<<<<

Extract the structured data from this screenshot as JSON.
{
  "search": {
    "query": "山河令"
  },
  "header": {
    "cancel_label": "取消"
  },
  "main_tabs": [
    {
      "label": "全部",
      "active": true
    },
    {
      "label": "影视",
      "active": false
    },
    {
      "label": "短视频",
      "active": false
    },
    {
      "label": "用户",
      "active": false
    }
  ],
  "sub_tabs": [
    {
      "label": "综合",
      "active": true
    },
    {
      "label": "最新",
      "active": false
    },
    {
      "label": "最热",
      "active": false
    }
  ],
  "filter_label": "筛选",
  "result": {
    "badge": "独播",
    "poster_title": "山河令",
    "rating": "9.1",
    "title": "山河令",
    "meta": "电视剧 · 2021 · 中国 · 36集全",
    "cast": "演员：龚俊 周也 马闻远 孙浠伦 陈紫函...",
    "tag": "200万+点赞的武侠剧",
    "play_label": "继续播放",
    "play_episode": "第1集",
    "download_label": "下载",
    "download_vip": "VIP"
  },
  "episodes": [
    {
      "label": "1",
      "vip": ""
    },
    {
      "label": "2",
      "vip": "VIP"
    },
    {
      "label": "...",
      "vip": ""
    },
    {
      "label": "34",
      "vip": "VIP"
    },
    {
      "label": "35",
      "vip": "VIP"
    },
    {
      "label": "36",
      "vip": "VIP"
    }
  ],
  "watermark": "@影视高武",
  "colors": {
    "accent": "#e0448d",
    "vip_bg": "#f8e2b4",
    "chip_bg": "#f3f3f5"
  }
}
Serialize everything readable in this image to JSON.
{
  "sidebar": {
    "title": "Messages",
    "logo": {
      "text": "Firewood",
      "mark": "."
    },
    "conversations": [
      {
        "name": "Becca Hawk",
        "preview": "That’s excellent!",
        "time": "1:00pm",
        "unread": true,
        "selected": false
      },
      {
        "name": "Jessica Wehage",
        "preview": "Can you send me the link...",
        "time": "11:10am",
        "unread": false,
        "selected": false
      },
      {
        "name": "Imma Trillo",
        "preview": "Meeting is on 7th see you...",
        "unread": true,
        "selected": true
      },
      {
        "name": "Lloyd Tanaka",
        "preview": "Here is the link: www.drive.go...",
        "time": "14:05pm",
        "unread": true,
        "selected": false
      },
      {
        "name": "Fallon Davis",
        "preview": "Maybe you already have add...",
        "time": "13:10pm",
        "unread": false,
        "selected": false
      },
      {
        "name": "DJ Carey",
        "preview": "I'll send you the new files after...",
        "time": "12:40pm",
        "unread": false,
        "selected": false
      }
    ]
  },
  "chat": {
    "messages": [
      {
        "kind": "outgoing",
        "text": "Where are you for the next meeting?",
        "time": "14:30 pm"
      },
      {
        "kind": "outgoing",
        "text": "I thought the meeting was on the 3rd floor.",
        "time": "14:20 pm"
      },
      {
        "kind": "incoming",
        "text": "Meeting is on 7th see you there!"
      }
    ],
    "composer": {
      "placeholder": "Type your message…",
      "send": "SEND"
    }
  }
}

>>>>

_Task prompt_
In the entries above, find lines with "link" and copy each.

_Solution below_
        "preview": "Can you send me the link...",
        "preview": "Here is the link: www.drive.go...",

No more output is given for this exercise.